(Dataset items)
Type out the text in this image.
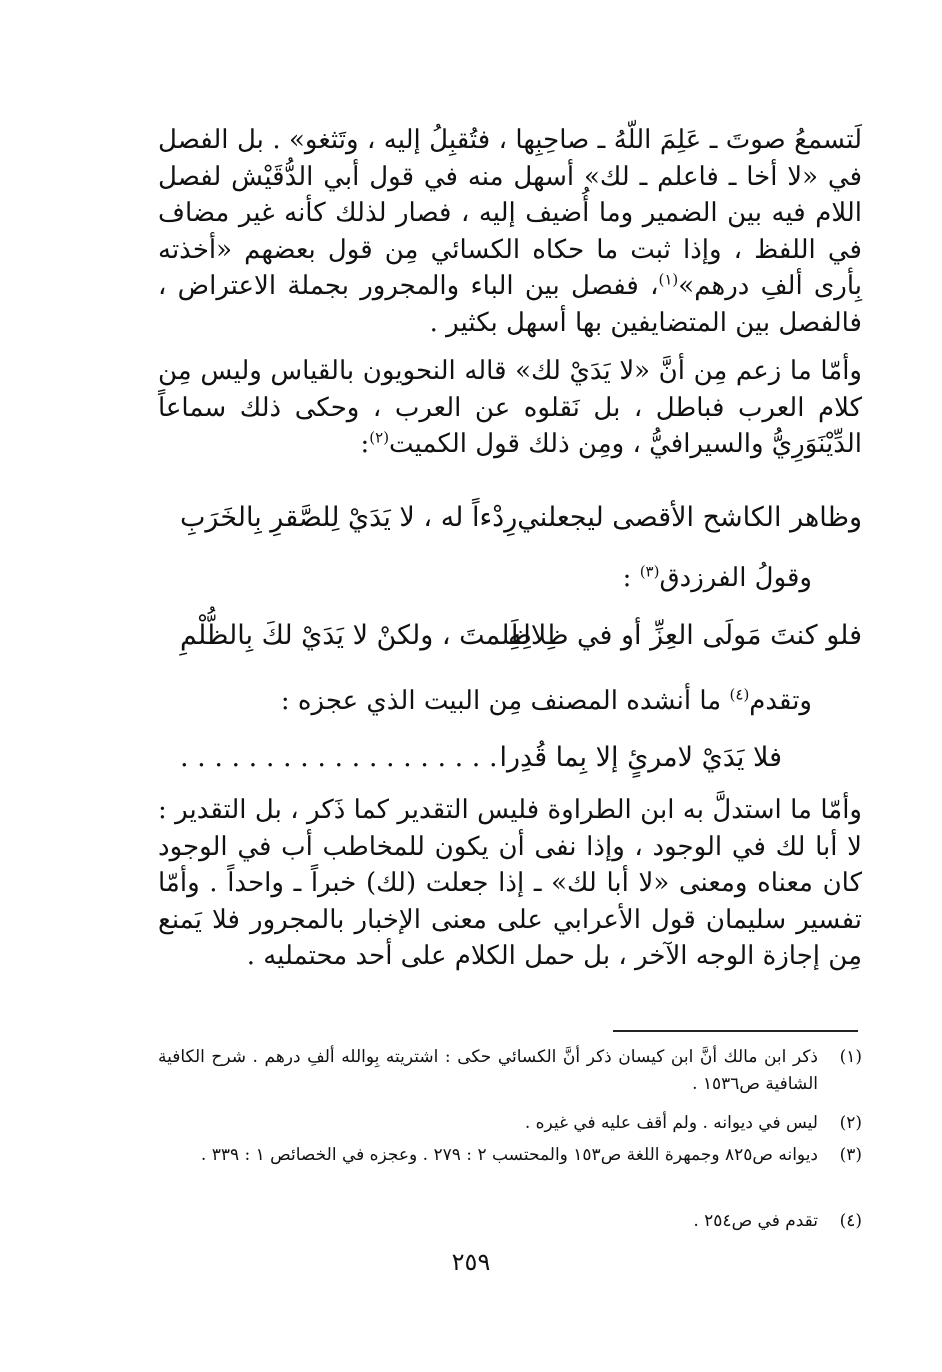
لَتسمعُ صوتَ ـ عَلِمَ اللّهُ ـ صاحِبِها ، فتُقبِلُ إليه ، وتَثغو» . بل الفصل في «لا أخا ـ فاعلم ـ لك» أسهل منه في قول أبي الدُّقَيْش لفصل اللام فيه بين الضمير وما أُضيف إليه ، فصار لذلك كأنه غير مضاف في اللفظ ، وإذا ثبت ما حكاه الكسائي مِن قول بعضهم «أخذته بِأرى ألفِ درهم»$^{(١)}$، ففصل بين الباء والمجرور بجملة الاعتراض ، فالفصل بين المتضايفين بها أسهل بكثير .

وأمّا ما زعم مِن أنَّ «لا يَدَيْ لك» قاله النحويون بالقياس وليس مِن كلام العرب فباطل ، بل نَقلوه عن العرب ، وحكى ذلك سماعاً الدِّيْنَوَرِيُّ والسيرافيُّ ، ومِن ذلك قول الكميت$^{(٢)}$:

وظاهر الكاشح الأقصى ليجعلني
رِدْءاً له ، لا يَدَيْ لِلصَّقرِ بِالخَرَبِ

وقولُ الفرزدق$^{(٣)}$ :

فلو كنتَ مَولَى العِزِّ أو في ظِلالِهِ
ظَلمتَ ، ولكنْ لا يَدَيْ لكَ بِالظُّلْمِ

وتقدم$^{(٤)}$ ما أنشده المصنف مِن البيت الذي عجزه :

فلا يَدَيْ لامرئٍ إلا بِما قُدِرا
. . . . . . . . . . . . . . . . . . .

وأمّا ما استدلَّ به ابن الطراوة فليس التقدير كما ذَكر ، بل التقدير : لا أبا لك في الوجود ، وإذا نفى أن يكون للمخاطب أب في الوجود كان معناه ومعنى «لا أبا لك» ـ إذا جعلت (لك) خبراً ـ واحداً . وأمّا تفسير سليمان قول الأعرابي على معنى الإخبار بالمجرور فلا يَمنع مِن إجازة الوجه الآخر ، بل حمل الكلام على أحد محتمليه .

(١)
ذكر ابن مالك أنَّ ابن كيسان ذكر أنَّ الكسائي حكى : اشتريته بِوالله ألفِ درهم . شرح الكافية الشافية ص١٥٣٦ .
(٢)
ليس في ديوانه . ولم أقف عليه في غيره .
(٣)
ديوانه ص٨٢٥ وجمهرة اللغة ص١٥٣ والمحتسب ٢ : ٢٧٩ . وعجزه في الخصائص ١ : ٣٣٩ .
(٤)
تقدم في ص٢٥٤ .
٢٥٩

__What is asked__
Keep only the lines that hold the string "وإذا", and copy them out.

__Correct output__
لَتسمعُ صوتَ ـ عَلِمَ اللّهُ ـ صاحِبِها ، فتُقبِلُ إليه ، وتَثغو» . بل الفصل في «لا أخا ـ فاعلم ـ لك» أسهل منه في قول أبي الدُّقَيْش لفصل اللام فيه بين الضمير وما أُضيف إليه ، فصار لذلك كأنه غير مضاف في اللفظ ، وإذا ثبت ما حكاه الكسائي مِن قول بعضهم «أخذته بِأرى ألفِ درهم»$^{(١)}$، ففصل بين الباء والمجرور بجملة الاعتراض ، فالفصل بين المتضايفين بها أسهل بكثير .
وأمّا ما استدلَّ به ابن الطراوة فليس التقدير كما ذَكر ، بل التقدير : لا أبا لك في الوجود ، وإذا نفى أن يكون للمخاطب أب في الوجود كان معناه ومعنى «لا أبا لك» ـ إذا جعلت (لك) خبراً ـ واحداً . وأمّا تفسير سليمان قول الأعرابي على معنى الإخبار بالمجرور فلا يَمنع مِن إجازة الوجه الآخر ، بل حمل الكلام على أحد محتمليه .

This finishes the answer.